# Requirements
Rewrite the data from the line containing "G1/2 top leader line (222, 152, 252, 180)" through the line containing "valve body and", both included, as a Markdown table. Use the columns Row and Entry, number each line, and skip any blank lines.

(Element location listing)
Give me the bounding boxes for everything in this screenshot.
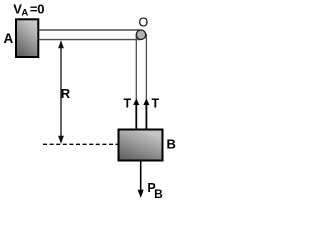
svg-text:T: T [152,97,160,111]
svg-text:VA=0: VA=0 [13,2,44,19]
svg-text:B: B [167,136,176,151]
svg-text:A: A [4,31,14,46]
svg-text:PB: PB [147,181,163,201]
svg-text:O: O [139,16,149,30]
svg-text:T: T [124,97,132,111]
svg-text:R: R [61,86,71,101]
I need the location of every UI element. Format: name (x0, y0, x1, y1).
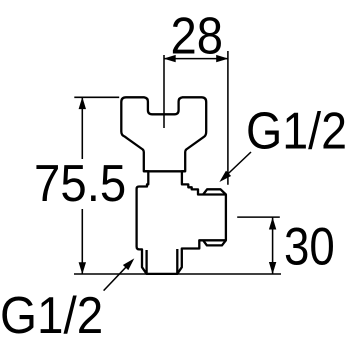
G1/2 top leader line (222, 152, 252, 180)
dim 75.5 line lower (81, 209, 83, 274)
handle skirt bottom edge (144, 170, 185, 172)
bottom outlet thread root line left (145, 250, 147, 274)
dim 75.5 top arrow (79, 97, 86, 109)
svg-text:28: 28 (171, 7, 224, 65)
dim 30 top extension line (237, 216, 280, 218)
right outlet bottom chamfer (203, 240, 226, 245)
valve body and wing handle outline (121, 97, 226, 274)
bottom shared extension line (74, 273, 281, 275)
dim 75.5 line upper (81, 97, 83, 159)
dim 30 top arrow (269, 217, 276, 229)
svg-text:G1/2: G1/2 (246, 102, 347, 160)
dim 75.5 top extension line (74, 96, 119, 98)
bottom outlet thread root line right (176, 249, 178, 274)
G1/2 top leader arrow (219, 171, 231, 182)
dim 28 line (164, 58, 228, 60)
svg-text:75.5: 75.5 (34, 154, 126, 212)
svg-text:G1/2: G1/2 (0, 286, 103, 344)
dim 28 left arrow (164, 55, 176, 62)
dim 75.5 bottom arrow (79, 262, 86, 274)
dim 30 bottom arrow (269, 262, 276, 274)
stem centerline (163, 55, 165, 128)
dim 30 line (272, 217, 274, 274)
G1/2 bottom leader line (104, 260, 133, 290)
right outlet top chamfer (203, 189, 226, 194)
dim 28 right arrow (216, 55, 228, 62)
G1/2 bottom leader arrow (123, 258, 134, 270)
dim 28 right extension line (227, 51, 229, 185)
svg-text:30: 30 (284, 218, 335, 277)
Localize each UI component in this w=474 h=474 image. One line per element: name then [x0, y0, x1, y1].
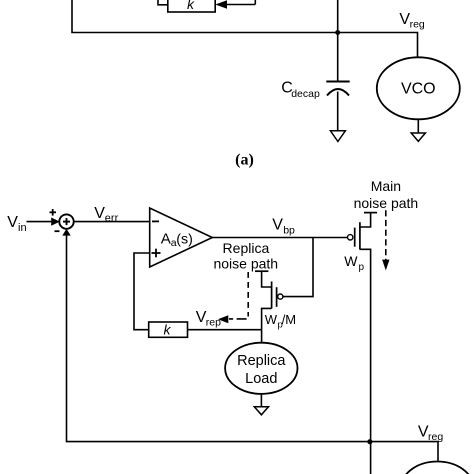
svg-text:/M: /M: [282, 312, 296, 327]
svg-text:k: k: [187, 0, 195, 12]
svg-text:reg: reg: [428, 431, 443, 443]
svg-text:err: err: [105, 213, 119, 225]
svg-text:W: W: [265, 312, 278, 327]
svg-text:W: W: [344, 253, 358, 269]
svg-text:Replica: Replica: [223, 240, 270, 256]
svg-text:Main: Main: [371, 178, 401, 194]
svg-text:(s): (s): [176, 231, 193, 247]
svg-text:(a): (a): [235, 151, 254, 168]
svg-text:V: V: [7, 214, 18, 231]
svg-text:V: V: [94, 205, 105, 222]
svg-text:decap: decap: [291, 88, 320, 100]
svg-text:bp: bp: [283, 224, 295, 236]
svg-text:noise path: noise path: [213, 255, 278, 271]
svg-text:noise path: noise path: [354, 195, 419, 211]
svg-text:Load: Load: [245, 371, 277, 387]
svg-text:k: k: [164, 322, 172, 338]
svg-text:VCO: VCO: [401, 81, 436, 98]
svg-text:A: A: [161, 230, 171, 247]
svg-text:p: p: [359, 262, 365, 273]
svg-text:rep: rep: [206, 317, 221, 329]
svg-text:Replica: Replica: [237, 353, 286, 369]
svg-text:in: in: [18, 222, 27, 234]
svg-text:reg: reg: [410, 19, 425, 31]
svg-text:V: V: [272, 216, 283, 233]
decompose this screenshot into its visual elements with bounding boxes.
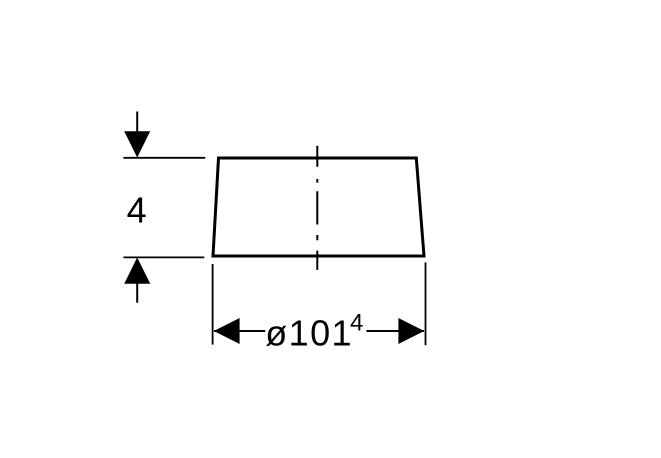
svg-text:4: 4 <box>127 190 147 231</box>
centerline (dash-dot axis) <box>316 146 318 270</box>
extension line bottom (height dim) <box>123 256 204 258</box>
arrowhead pointing up (height dim) <box>124 257 150 283</box>
extension line right (diameter dim) <box>425 262 427 345</box>
arrowhead pointing down (height dim) <box>124 131 150 157</box>
dimension tail above top arrow <box>136 112 138 134</box>
extension line top (height dim) <box>123 157 205 159</box>
dimension line left segment <box>214 330 265 332</box>
arrowhead pointing right (diameter dim) <box>398 318 424 344</box>
svg-text:ø101: ø101 <box>265 313 353 354</box>
extension line left (diameter dim) <box>212 264 214 345</box>
svg-text:4: 4 <box>350 310 363 337</box>
arrowhead pointing left (diameter dim) <box>214 318 240 344</box>
dimension tail below bottom arrow <box>136 283 138 303</box>
part outline (trapezoid body) <box>213 158 424 256</box>
dimension line right segment <box>367 330 425 332</box>
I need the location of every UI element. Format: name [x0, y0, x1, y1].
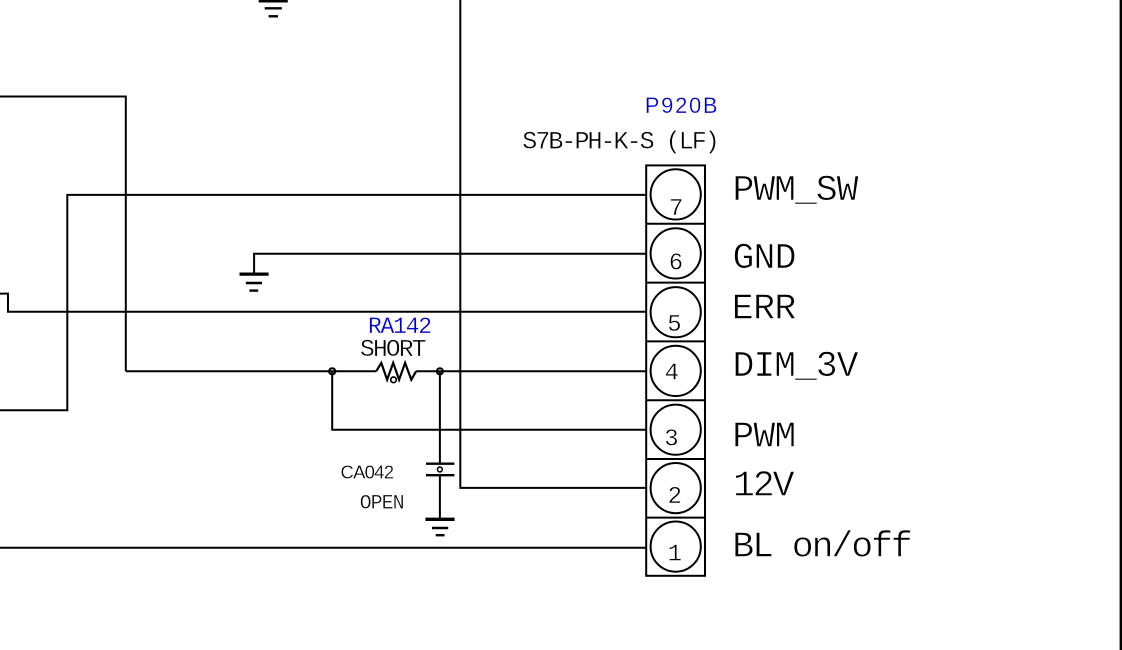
- capacitor CA042 open indicator circle: [438, 467, 443, 472]
- svg-text:P920B: P920B: [645, 93, 718, 118]
- pin 6: [651, 228, 701, 278]
- ground G1 (top, partially cut off): [259, 1, 288, 16]
- pin 5: [651, 287, 701, 339]
- pin 4: [651, 346, 701, 396]
- svg-text:12V: 12V: [733, 465, 795, 506]
- wire net BL on/off to pin 1: [0, 547, 646, 549]
- svg-text:4: 4: [665, 361, 679, 388]
- svg-text:S7B-PH-K-S (LF): S7B-PH-K-S (LF): [522, 128, 720, 157]
- svg-text:OPEN: OPEN: [360, 492, 405, 515]
- wire net DIM_3V (y=371) right part to pin 4: [416, 370, 646, 372]
- wire capacitor to ground G3: [439, 475, 441, 519]
- svg-text:6: 6: [669, 250, 683, 277]
- wire net DIM_3V (y=371) left part to resistor: [126, 370, 376, 372]
- resistor RA142 short indicator circle: [391, 377, 397, 383]
- wire net 12V vertical from top to pin 2: [460, 0, 646, 488]
- junction J1: [329, 368, 335, 374]
- svg-text:1: 1: [668, 542, 682, 569]
- svg-text:5: 5: [667, 312, 681, 339]
- svg-text:SHORT: SHORT: [360, 337, 427, 364]
- wire net PWM_SW left segment (y=96): [0, 97, 126, 372]
- resistor RA142 zigzag: [376, 363, 416, 380]
- pin 7: [651, 169, 701, 223]
- svg-text:GND: GND: [733, 238, 797, 279]
- ground G2: [240, 274, 269, 291]
- ground G3: [425, 519, 454, 535]
- wire net PWM from left junction down to pin 3: [332, 371, 646, 430]
- pin 1: [651, 522, 701, 572]
- pin 2: [651, 463, 701, 513]
- capacitor CA042 plates: [426, 464, 454, 476]
- svg-text:PWM: PWM: [732, 416, 796, 457]
- svg-text:CA042: CA042: [341, 462, 395, 483]
- wire net ERR to pin 5 (with step at left edge): [0, 294, 646, 312]
- svg-text:ERR: ERR: [732, 289, 797, 330]
- svg-text:BL on/off: BL on/off: [732, 527, 913, 568]
- svg-text:2: 2: [668, 484, 682, 511]
- junction J2: [437, 368, 443, 374]
- wire net PWM_SW to pin 7: [0, 195, 646, 410]
- wire from right junction down to capacitor CA042: [439, 371, 441, 463]
- svg-text:3: 3: [664, 426, 678, 453]
- svg-text:7: 7: [669, 196, 683, 223]
- pin 3: [651, 405, 701, 455]
- svg-text:PWM_SW: PWM_SW: [733, 170, 859, 211]
- border line right: [1120, 0, 1122, 650]
- wire net GND from pin 6 to ground G2: [254, 254, 646, 273]
- connector P920B outline: [646, 165, 705, 575]
- svg-text:DIM_3V: DIM_3V: [733, 346, 859, 387]
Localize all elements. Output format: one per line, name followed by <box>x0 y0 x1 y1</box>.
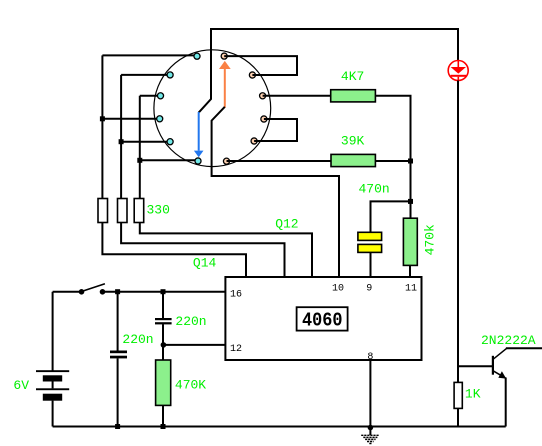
rotary right deck contact dots <box>221 53 267 164</box>
battery B1 6V <box>36 370 69 401</box>
junction pin12 branch <box>161 342 167 348</box>
svg-text:330: 330 <box>147 203 170 218</box>
wire 470k to IC pin 11 <box>409 265 411 277</box>
wire right contact 3 to 4K7 <box>263 95 331 97</box>
wire battery top from power rail <box>52 292 54 371</box>
wire left contact 6 <box>140 159 198 161</box>
svg-text:220n: 220n <box>175 314 206 329</box>
wire left contact 1 <box>102 54 197 56</box>
wire left bus 2 vertical <box>120 75 122 199</box>
transistor Q1 2N2222A <box>493 348 507 378</box>
svg-text:6V: 6V <box>13 378 29 393</box>
svg-text:16: 16 <box>230 289 242 300</box>
wire left contact 4 <box>102 118 159 120</box>
svg-text:Q14: Q14 <box>193 255 217 270</box>
svg-text:470k: 470k <box>422 224 437 255</box>
svg-text:Q12: Q12 <box>275 216 298 231</box>
wire 330a to IC pin (Q14 trace) <box>102 223 246 278</box>
wire switch shaft bottom (right wiper to IC pin 10) <box>212 107 339 277</box>
resistor 330 b <box>118 199 128 223</box>
svg-text:11: 11 <box>405 284 417 295</box>
svg-text:1K: 1K <box>465 387 481 402</box>
svg-text:4K7: 4K7 <box>341 69 364 84</box>
wire left contact 3 <box>140 95 161 97</box>
wire power rail to IC pin 16 <box>103 291 226 293</box>
wire collector out to right edge <box>506 347 542 349</box>
svg-text:4060: 4060 <box>302 310 343 332</box>
wire node down to 470k <box>410 161 412 218</box>
resistor 330 a <box>98 199 108 223</box>
rotary switch S2 circle <box>154 50 271 167</box>
wire 470n to IC pin 9 <box>370 252 372 277</box>
capacitor 220n (right) <box>155 318 172 324</box>
wire left contact 2 <box>121 74 170 76</box>
rotary left deck contact dots <box>157 53 201 164</box>
wire ground rail <box>53 426 506 428</box>
junction bus3 <box>137 158 142 163</box>
svg-text:470K: 470K <box>175 378 206 393</box>
wire right contacts 4-5 link <box>254 119 297 141</box>
junction power rail cap2 <box>161 289 166 294</box>
wire 39K right to node <box>375 160 410 162</box>
resistor 39K <box>331 154 375 166</box>
svg-text:12: 12 <box>230 344 242 355</box>
4060 label box <box>297 307 348 330</box>
wire cap2 top <box>162 292 164 318</box>
wire to IC pin 12 <box>163 344 225 346</box>
resistor 1K <box>454 382 462 408</box>
junction ground <box>368 425 374 431</box>
resistor 470k <box>403 218 417 265</box>
resistor 470K <box>156 360 171 405</box>
orange wiper arrow <box>219 61 231 108</box>
wire LED anode drop <box>457 28 459 61</box>
wire right rail LED cathode down to 1K top <box>457 81 459 383</box>
resistor 4K7 <box>331 90 376 102</box>
wire 470K bottom to ground rail <box>162 405 164 426</box>
wire right contact 6 to 39K <box>227 160 332 162</box>
wire 1K bottom to ground rail <box>457 408 459 427</box>
wire battery bottom to ground rail <box>52 401 54 427</box>
wire cap1 bottom <box>117 358 119 426</box>
svg-text:9: 9 <box>366 284 372 295</box>
wire pin 8 to ground rail <box>369 360 371 427</box>
ground symbol <box>361 428 379 444</box>
wire switch shaft top (left wiper to top rail) <box>199 28 211 113</box>
resistor 330 c <box>134 199 144 223</box>
junction bus2 <box>119 139 124 144</box>
junction bus1 <box>100 116 105 121</box>
svg-text:10: 10 <box>332 284 344 295</box>
junction node at 39K/4K7 <box>408 159 413 164</box>
junction power rail cap1 <box>115 289 120 294</box>
wire branch to 470n cap <box>371 201 411 232</box>
wire 330b to IC pin <box>121 223 284 278</box>
capacitor 470n <box>358 232 382 252</box>
wire base wire <box>458 365 493 367</box>
svg-text:220n: 220n <box>122 332 153 347</box>
wire power rail left segment <box>53 291 80 293</box>
wire cap2 bottom to 470K <box>162 324 164 360</box>
blue wiper arrow <box>194 112 204 157</box>
wire emitter down to ground rail <box>505 378 507 427</box>
wire cap1 top <box>117 292 119 351</box>
junction ground rail cap1 <box>115 424 120 429</box>
wire left contact 5 <box>121 141 170 143</box>
svg-text:39K: 39K <box>341 134 365 149</box>
wire top rail from switch shaft to LED rail <box>211 28 458 30</box>
wire 4K7 right to node <box>375 96 410 161</box>
LED D1 <box>448 61 468 81</box>
wire left bus 1 vertical <box>101 55 103 198</box>
wire left bus 3 vertical <box>139 96 141 199</box>
IC U1 4060 box <box>225 277 421 360</box>
svg-text:2N2222A: 2N2222A <box>481 333 536 348</box>
capacitor 220n (left) <box>110 351 127 359</box>
wire right contacts 1-2 link <box>224 56 297 75</box>
wire 330c to IC pin (Q12 trace) <box>140 223 312 278</box>
switch S1 <box>79 284 106 295</box>
junction ground rail cap2 <box>161 424 166 429</box>
svg-text:470n: 470n <box>359 181 390 196</box>
junction node cap branch <box>408 199 413 204</box>
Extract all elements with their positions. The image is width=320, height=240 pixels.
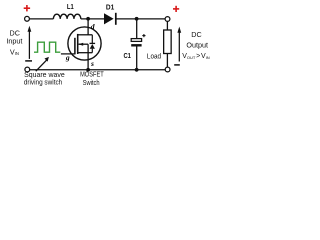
svg-text:s: s bbox=[90, 59, 94, 68]
svg-text:D1: D1 bbox=[106, 4, 114, 11]
label DC Output bbox=[186, 30, 208, 49]
wire output top circle to load bbox=[166, 21, 168, 30]
svg-text:VOUT>VIN: VOUT>VIN bbox=[182, 53, 210, 60]
annotation arrow square wave bbox=[36, 57, 49, 71]
svg-text:d: d bbox=[91, 22, 95, 31]
capacitor C1 plus mark bbox=[142, 34, 145, 37]
MOSFET source lead bbox=[78, 53, 93, 70]
node source junction dot bbox=[86, 68, 90, 72]
svg-text:g: g bbox=[65, 53, 70, 62]
svg-text:Load: Load bbox=[147, 53, 161, 60]
DC input voltage arrow bbox=[28, 26, 32, 59]
output minus bar bbox=[174, 64, 180, 66]
DC output voltage arrow bbox=[177, 27, 181, 62]
svg-text:DC: DC bbox=[191, 30, 201, 39]
label MOSFET Switch bbox=[80, 70, 104, 88]
svg-text:MOSFET: MOSFET bbox=[80, 70, 104, 79]
svg-text:L1: L1 bbox=[67, 4, 74, 11]
wire capacitor top lead bbox=[136, 19, 138, 39]
wire bottom rail bbox=[30, 69, 166, 71]
load resistor box bbox=[164, 30, 172, 54]
MOSFET channel bar bbox=[77, 34, 79, 54]
label Square wave driving switch bbox=[24, 70, 65, 86]
red plus output polarity bbox=[173, 6, 179, 12]
diode D1 bbox=[104, 13, 116, 25]
red plus input polarity bbox=[24, 5, 30, 11]
input terminal top circle bbox=[25, 16, 30, 21]
svg-text:Switch: Switch bbox=[83, 78, 100, 87]
MOSFET Q1 circle body bbox=[68, 27, 101, 60]
node capacitor bottom junction dot bbox=[135, 68, 139, 72]
svg-text:C1: C1 bbox=[123, 53, 131, 60]
MOSFET gate bar bbox=[74, 38, 76, 55]
svg-text:Input: Input bbox=[6, 37, 22, 46]
output terminal bottom circle bbox=[165, 67, 170, 72]
wire capacitor bottom lead bbox=[136, 47, 138, 70]
capacitor C1 negative plate bbox=[131, 44, 141, 46]
input terminal bottom circle bbox=[25, 67, 30, 72]
svg-text:driving switch: driving switch bbox=[24, 77, 63, 86]
input minus bar bbox=[25, 60, 32, 62]
wire inductor to drain junction to diode bbox=[81, 18, 104, 20]
label DC Input bbox=[6, 29, 22, 46]
MOSFET gate wire bbox=[61, 53, 75, 55]
node capacitor top junction dot bbox=[135, 17, 139, 21]
wire diode to cap junction to output bbox=[116, 18, 165, 20]
MOSFET body arrow bbox=[78, 43, 88, 53]
node drain junction dot bbox=[86, 17, 90, 21]
inductor L1 bbox=[53, 14, 80, 19]
MOSFET drain lead bbox=[78, 19, 93, 35]
square wave drive signal bbox=[34, 42, 60, 52]
capacitor C1 positive plate bbox=[131, 39, 141, 42]
MOSFET body diode bbox=[90, 35, 96, 53]
wire top rail left (input to inductor) bbox=[30, 18, 54, 20]
svg-text:Output: Output bbox=[186, 40, 208, 49]
wire load to output bottom circle bbox=[166, 54, 168, 68]
output terminal top circle bbox=[165, 17, 170, 22]
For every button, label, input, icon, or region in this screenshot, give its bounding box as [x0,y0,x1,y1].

# Reply
| Row | Entry |
|---|---|
| 1 | G1/2 top leader line (222, 152, 252, 180) |
| 2 | dim 75.5 line lower (81, 209, 83, 274) |
| 3 | handle skirt bottom edge (144, 170, 185, 172) |
| 4 | bottom outlet thread root line left (145, 250, 147, 274) |
| 5 | dim 75.5 top arrow (79, 97, 86, 109) |
| 6 | svg-text:28: 28 (171, 7, 224, 65) |
| 7 | dim 30 top extension line (237, 216, 280, 218) |
| 8 | right outlet bottom chamfer (203, 240, 226, 245) |
| 9 | valve body and wing handle outline (121, 97, 226, 274) |